▶ [TASK ITEM A]
Answer these questions using the forum thread on abortion:
(i) Which two positions does the first writer name as beliefs that don't fall in line with the conservative agenda?
(ii) What earlier prohibition does FORD compare to making abortion illegal?
(iii) In the post dated 04-01-2004, 04:35 PM, whom does FORD name as the possible exception to not advocating killing anybody?
▶ [TASK ITEM B] Repeat everything in the forum thread on abortion from "Unlike yourself, I" down to "would prevent abortions.".
▶ [TASK ITEM C] Pick up the forum thread on abortion after its final sentence, and continue it in the same style.

▶ [SOURCE TEXT]
"""

Point me to a credible source that says that and I'll buy it.

How about this, it's WRONG, and two WRONGS don't make a right. So what about someone who had a fucked up childhood and goes off and murders someone, should they be off the hook as well?

And the point about these morons caring more about animals than humans is right on, I've mentioned that before. I've seen things like, "Abuse an animal, go to jail," yet I can almost guarantee these people don't feel that way about humans. Yes, they value animals over humans. Ridiculous!

FORD, maybe I'm off on this, but it seems like you're against abortion but fearful that steadfastly being a pro-lifer and speaking out against it would conflict with the overall liberal agenda, and you're not willing to do that. There are times when some of our convictions don't jive with the party or group we're supposedly a part of, but we gotta keep it real. I know you know it's wrong (unlike some people who think a fetus doesn't count as anything in this world). Two examples for my beliefs which don't fall in line with the conservative agenda are gun control which I'm for, and conservation of the environment, which most Republicans really don't care about.

BigBadBrian
04-01-2004, 04:18 PM
Originally posted by FORD
They used a similar argument for alcohol in the early 20th century. Remember what the results of that were?

Bottom line, making abortion illegal will not do one damn thing to eliminate it.



Bullshit. You baby-killers always use that line of thinking. Does punishment for rape and murder stop alot of those crimes? Hell yes! Some no, unfortunately. Just because some may break a law means there's no reason in not having one to begin with.

BigBadBrian
04-01-2004, 04:22 PM
Originally posted by FORD


So anybody have a valid reason why my plan shouldn't be implemented immediately?

Yes, because you're an idiot!

Seriously now, (well I was serious that you're an idiot also) if you're plan automatically means kids will mandatorily be told about the facts of life, then, no, stick your plan up your ass. It's a parents right when and how to choose to tell their children, not yours. It doesn't matter if YOU think some people are doing a good job or not.

FORD
04-01-2004, 04:35 PM
Originally posted by BigBadBrian
Bullshit. You baby-killers always use that line of thinking. Does punishment for rape and murder stop alot of those crimes? Hell yes! Some no, unfortunately. Just because some may break a law means there's no reason in not having one to begin with.

You calling me a "baby killer" is pathetic.

It is YOU who supports thousands of Iraqi children being slaughtered over greed and lies. It is YOU who supports the Sharon regime's brutal murder of Palestinian children.

I don't advocate killing anybody, with the possible exception of rapists and pedophiles. Perhaps the PNAC fascists, under the proper penalty for treason. But I have never once advocated "killing babies".

Unlike yourself, I offerred some realisitic means of eliminating the problem. If you want to live in a fantasy world where teaching your kids to be ignorant will keep them safe, then you can only blame yourself when you are proven wrong.

FORD
04-01-2004, 04:46 PM
Originally posted by Lou
Point me to a credible source that says that and I'll buy it.

The numbers were a ballpark estimation, but it's probably not far off. It's common sense that preventing unwanted preganancies would prevent abortions.


How about this, it's WRONG, and two WRONGS don't make a right. So what about someone who had a fucked up childhood and goes off and murders someone, should they be off the hook as well?

"""

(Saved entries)
"""

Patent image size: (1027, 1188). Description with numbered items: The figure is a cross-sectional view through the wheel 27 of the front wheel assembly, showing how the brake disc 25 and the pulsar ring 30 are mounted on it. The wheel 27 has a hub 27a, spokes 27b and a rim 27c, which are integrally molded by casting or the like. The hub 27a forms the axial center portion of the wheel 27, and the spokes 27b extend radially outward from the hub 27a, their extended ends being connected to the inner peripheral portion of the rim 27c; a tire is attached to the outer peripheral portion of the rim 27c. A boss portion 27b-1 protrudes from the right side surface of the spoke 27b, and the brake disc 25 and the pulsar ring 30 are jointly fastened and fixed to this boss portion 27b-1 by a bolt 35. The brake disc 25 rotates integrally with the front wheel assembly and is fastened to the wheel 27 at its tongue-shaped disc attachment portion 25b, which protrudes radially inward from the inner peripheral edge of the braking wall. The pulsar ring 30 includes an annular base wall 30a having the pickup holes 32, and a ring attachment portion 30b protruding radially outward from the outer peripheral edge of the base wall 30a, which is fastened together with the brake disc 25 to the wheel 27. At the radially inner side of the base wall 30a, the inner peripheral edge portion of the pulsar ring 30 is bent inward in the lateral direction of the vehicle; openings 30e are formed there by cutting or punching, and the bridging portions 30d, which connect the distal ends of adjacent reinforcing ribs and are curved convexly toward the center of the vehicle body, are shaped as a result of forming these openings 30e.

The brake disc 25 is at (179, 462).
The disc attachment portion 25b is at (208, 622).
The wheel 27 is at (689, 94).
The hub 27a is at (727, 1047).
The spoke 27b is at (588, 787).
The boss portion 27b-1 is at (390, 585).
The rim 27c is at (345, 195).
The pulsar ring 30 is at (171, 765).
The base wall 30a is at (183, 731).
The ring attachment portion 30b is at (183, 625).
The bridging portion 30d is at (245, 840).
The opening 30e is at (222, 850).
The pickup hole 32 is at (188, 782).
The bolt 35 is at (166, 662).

"""

▶ [ANSWER BOX A]
(i) Gun control, which the writer supports, and conservation of the environment.
(ii) The prohibition of alcohol in the early 20th century.
(iii) Rapists and pedophiles.

▶ [ANSWER BOX B]
Unlike yourself, I offerred some realisitic means of eliminating the problem. If you want to live in a fantasy world where teaching your kids to be ignorant will keep them safe, then you can only blame yourself when you are proven wrong.

FORD
04-01-2004, 04:46 PM
Originally posted by Lou
Point me to a credible source that says that and I'll buy it.

The numbers were a ballpark estimation, but it's probably not far off. It's common sense that preventing unwanted preganancies would prevent abortions.

▶ [ANSWER BOX C]
Not sure what your argument is here. You're saying abortion is wrong, but I'm saying how to prevent abortions in the first place. So wouldn't preventing them be RIGHT?


And the point about these morons caring more about animals than humans is right on, I've mentioned that before. I've seen things like, "Abuse an animal, go to jail," yet I can almost guarantee these people don't feel that way about humans. Yes, they value animals over humans. Ridiculous!

And there's just as much hypocrisy on the right with people who call themselves "pro-life", yet support wholesale slaughter in Iraq, or whatever other country is being invaded any given year. Or who support the death penalty without reservation, even when there is serious doubt of a prisoner's guilt. As there was in many of the 112 prisoners executed by Gov. George Bush Jr. in Texas

[quote]FORD, maybe I'm off on this, but it seems like you're against abortion but fearful that steadfastly being a pro-lifer and speaking out against it would conflict with the overall liberal agenda, and you're not willing to do that. There are times when some of our convictions don't jive with the party or group we're supposedly a part of, but we gotta keep it real. I know you know it's wrong (unlike some people who think a fetus doesn't count as anything in this world). Two examples for my beliefs which don't fall in line with the conservative agenda are gun control which I'm for, and conservation of the environment, which most Republicans really don't care about.

My reasons for avoiding the abortion argument aren't partisan. My liberal friends know my feelings on the subject even though they don't agree. As we both pointed out above, there is such massive hypocrisy on BOTH sides of the issue that threads like this one eventually degrade into complete chaotic bullshit.

My bottom line is this: You cannot make abortion go away by making it illegal. I would rather eliminate them entirely, and you can't do that without eliminating unwanted pregnancies.

ELVIS
04-01-2004, 05:41 PM
You lost the arguement. Shut up...

Ally_Kat
04-01-2004, 05:44 PM
47% are second, or thrid or whatever time abortions. Throwing sex education at the matter isn't going to change that. Trust me when I say that teenagers know what putting a penis and a vagina together can bring about. Trust me when I say that they know the insides and outs of condoms, birth control pills, and now the day after pills. Hell, the kids prefer the aftermorning or whatever it's called pills to the birth control ones and condoms.

Unless you fail Bio and health in elementary school AND high school, you know what the hell you are doing.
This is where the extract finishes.